Given request >> Copy out every line in the entries below that includes "Хранилище".

___ Data shown ___

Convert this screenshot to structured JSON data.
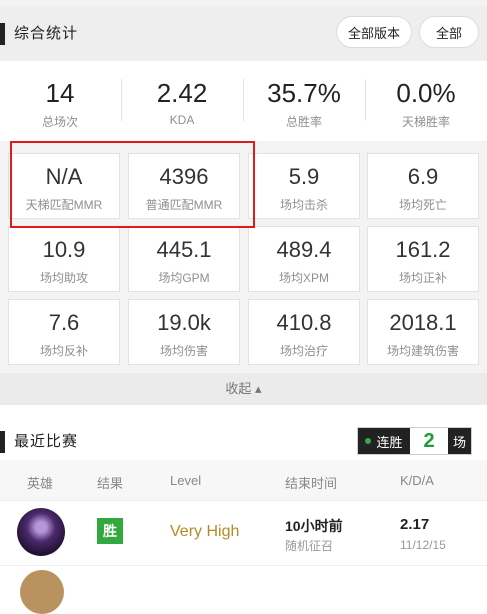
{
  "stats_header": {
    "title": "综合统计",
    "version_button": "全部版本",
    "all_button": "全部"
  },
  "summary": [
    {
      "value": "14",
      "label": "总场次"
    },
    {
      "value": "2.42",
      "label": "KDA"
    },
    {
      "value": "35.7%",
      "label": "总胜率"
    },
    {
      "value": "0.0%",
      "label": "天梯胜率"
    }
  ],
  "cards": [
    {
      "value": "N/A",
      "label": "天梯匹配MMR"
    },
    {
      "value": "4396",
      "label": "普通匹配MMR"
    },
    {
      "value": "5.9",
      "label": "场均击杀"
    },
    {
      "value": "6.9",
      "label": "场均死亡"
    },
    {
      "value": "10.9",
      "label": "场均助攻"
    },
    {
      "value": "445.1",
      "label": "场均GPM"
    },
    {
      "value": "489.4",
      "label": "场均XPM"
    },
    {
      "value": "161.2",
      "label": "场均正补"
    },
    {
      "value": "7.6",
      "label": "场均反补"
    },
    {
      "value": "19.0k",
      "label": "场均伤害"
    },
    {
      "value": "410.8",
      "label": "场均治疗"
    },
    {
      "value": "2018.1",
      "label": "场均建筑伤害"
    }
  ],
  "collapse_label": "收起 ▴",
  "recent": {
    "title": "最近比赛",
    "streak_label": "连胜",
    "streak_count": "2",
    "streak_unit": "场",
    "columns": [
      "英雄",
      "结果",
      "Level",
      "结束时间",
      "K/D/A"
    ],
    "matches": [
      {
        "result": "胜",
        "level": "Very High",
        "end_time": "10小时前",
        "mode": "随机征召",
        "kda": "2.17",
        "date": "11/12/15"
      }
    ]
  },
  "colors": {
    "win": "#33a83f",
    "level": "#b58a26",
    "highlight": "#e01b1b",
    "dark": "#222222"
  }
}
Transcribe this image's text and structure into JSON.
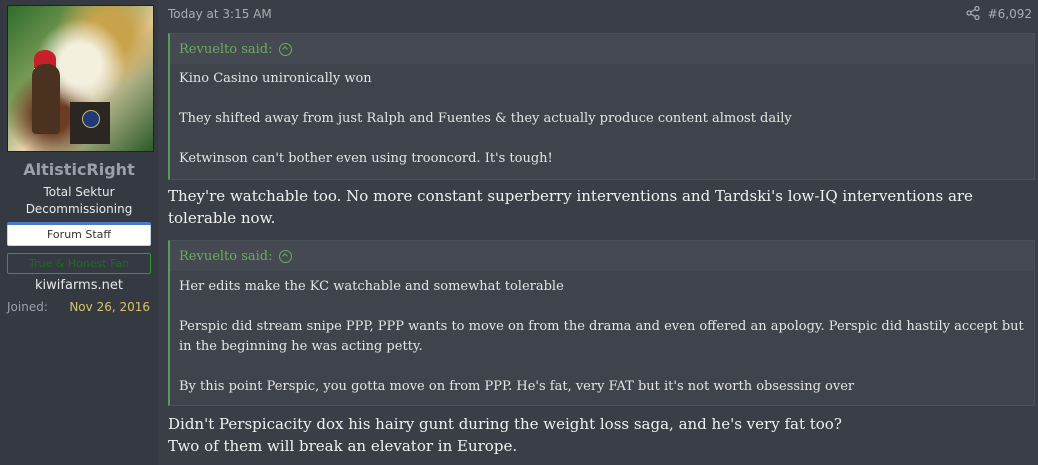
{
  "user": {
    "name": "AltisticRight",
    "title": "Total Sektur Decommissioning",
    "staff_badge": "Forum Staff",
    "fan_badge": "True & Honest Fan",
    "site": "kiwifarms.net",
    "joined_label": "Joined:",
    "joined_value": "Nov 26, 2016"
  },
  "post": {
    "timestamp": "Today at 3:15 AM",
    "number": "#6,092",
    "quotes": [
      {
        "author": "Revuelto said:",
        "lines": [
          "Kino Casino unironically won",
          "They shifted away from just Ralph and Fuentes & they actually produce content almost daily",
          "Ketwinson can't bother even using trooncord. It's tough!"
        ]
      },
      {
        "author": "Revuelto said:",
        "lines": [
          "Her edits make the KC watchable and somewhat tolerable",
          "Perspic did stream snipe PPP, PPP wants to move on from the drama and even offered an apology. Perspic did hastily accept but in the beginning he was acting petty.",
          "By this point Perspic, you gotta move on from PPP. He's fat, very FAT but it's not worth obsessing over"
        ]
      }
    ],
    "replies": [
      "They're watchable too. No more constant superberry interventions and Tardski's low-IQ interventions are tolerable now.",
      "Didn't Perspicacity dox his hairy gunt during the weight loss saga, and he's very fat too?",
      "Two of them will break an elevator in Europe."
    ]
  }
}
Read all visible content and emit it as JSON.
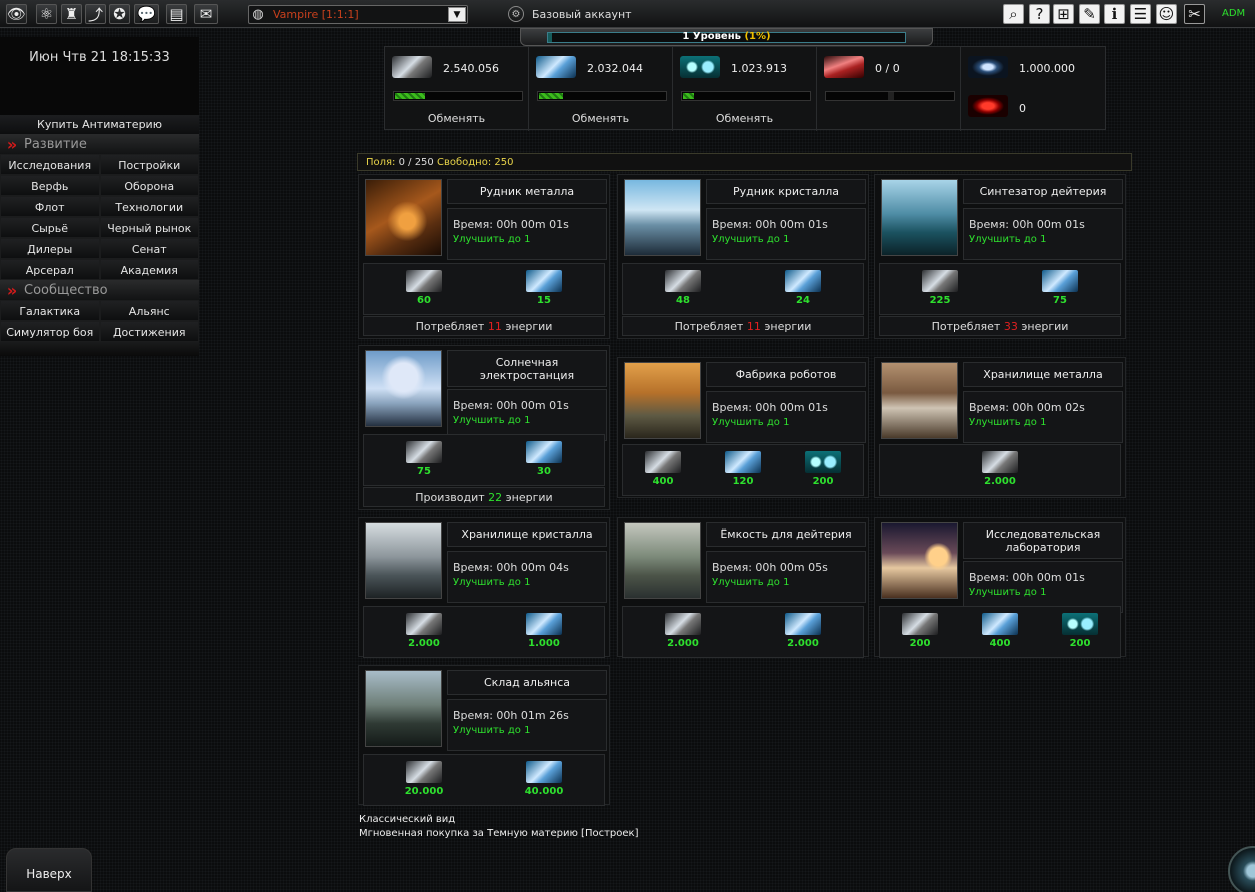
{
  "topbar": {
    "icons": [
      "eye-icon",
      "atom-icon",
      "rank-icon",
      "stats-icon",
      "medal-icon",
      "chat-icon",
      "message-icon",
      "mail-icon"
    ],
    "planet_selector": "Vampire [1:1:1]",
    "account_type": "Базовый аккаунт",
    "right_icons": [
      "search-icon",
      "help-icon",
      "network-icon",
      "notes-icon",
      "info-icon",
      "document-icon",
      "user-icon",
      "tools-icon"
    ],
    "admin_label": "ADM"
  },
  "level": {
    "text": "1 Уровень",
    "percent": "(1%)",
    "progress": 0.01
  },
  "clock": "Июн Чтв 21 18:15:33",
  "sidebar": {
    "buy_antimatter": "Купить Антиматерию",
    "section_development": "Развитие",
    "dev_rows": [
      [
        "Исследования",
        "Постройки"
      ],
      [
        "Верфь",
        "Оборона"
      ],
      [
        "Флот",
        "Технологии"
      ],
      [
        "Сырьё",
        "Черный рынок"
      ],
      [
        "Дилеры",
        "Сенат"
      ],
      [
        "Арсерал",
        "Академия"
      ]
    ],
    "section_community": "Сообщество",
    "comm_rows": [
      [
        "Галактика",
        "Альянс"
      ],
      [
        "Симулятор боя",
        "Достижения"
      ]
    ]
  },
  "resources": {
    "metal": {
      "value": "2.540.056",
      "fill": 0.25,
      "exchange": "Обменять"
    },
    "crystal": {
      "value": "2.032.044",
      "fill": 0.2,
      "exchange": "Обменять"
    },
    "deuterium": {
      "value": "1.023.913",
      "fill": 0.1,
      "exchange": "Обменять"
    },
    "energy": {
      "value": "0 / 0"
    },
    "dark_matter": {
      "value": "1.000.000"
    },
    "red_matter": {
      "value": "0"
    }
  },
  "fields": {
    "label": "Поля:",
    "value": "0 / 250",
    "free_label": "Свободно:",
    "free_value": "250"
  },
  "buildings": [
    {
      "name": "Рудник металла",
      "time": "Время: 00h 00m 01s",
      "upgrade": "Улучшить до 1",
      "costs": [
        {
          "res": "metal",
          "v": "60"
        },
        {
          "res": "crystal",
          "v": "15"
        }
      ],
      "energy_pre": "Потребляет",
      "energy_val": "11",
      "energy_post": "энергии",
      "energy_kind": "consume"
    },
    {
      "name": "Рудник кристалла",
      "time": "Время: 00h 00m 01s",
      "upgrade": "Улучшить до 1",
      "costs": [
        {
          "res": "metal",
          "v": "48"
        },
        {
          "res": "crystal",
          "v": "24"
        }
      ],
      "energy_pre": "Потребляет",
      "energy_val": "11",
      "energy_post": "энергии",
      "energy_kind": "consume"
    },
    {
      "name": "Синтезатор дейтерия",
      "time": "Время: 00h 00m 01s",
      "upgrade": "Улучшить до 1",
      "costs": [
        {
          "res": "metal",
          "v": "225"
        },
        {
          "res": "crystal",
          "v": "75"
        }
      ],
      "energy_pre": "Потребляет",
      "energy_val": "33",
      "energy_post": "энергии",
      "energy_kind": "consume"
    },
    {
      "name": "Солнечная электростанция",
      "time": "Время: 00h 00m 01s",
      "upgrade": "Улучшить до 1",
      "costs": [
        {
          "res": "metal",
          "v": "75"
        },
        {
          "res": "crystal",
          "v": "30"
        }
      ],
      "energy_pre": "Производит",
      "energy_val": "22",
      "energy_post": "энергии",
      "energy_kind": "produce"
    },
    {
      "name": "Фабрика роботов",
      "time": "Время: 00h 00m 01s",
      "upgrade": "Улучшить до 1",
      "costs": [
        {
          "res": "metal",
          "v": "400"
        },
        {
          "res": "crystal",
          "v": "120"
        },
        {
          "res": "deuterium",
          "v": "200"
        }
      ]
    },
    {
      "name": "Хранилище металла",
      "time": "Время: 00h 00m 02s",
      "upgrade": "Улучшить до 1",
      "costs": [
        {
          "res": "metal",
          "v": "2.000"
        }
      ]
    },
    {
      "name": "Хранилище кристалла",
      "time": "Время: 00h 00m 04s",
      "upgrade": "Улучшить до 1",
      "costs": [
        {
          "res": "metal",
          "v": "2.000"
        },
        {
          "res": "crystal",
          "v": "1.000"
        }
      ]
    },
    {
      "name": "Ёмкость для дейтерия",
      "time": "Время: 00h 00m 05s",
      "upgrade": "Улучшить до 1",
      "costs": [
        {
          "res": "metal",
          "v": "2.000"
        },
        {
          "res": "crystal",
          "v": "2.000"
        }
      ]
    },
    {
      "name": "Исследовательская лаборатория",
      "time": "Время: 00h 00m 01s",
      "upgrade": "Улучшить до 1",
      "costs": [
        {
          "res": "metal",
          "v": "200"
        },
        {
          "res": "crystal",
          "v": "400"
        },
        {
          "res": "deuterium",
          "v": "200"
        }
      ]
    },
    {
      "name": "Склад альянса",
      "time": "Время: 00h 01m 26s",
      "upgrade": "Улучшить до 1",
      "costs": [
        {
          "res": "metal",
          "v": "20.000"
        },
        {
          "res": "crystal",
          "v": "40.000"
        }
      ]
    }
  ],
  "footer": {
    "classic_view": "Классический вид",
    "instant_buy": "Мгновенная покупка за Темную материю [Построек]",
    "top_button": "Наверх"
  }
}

___

Exercise output >>
      "name": "Хранилище металла",
      "name": "Хранилище кристалла",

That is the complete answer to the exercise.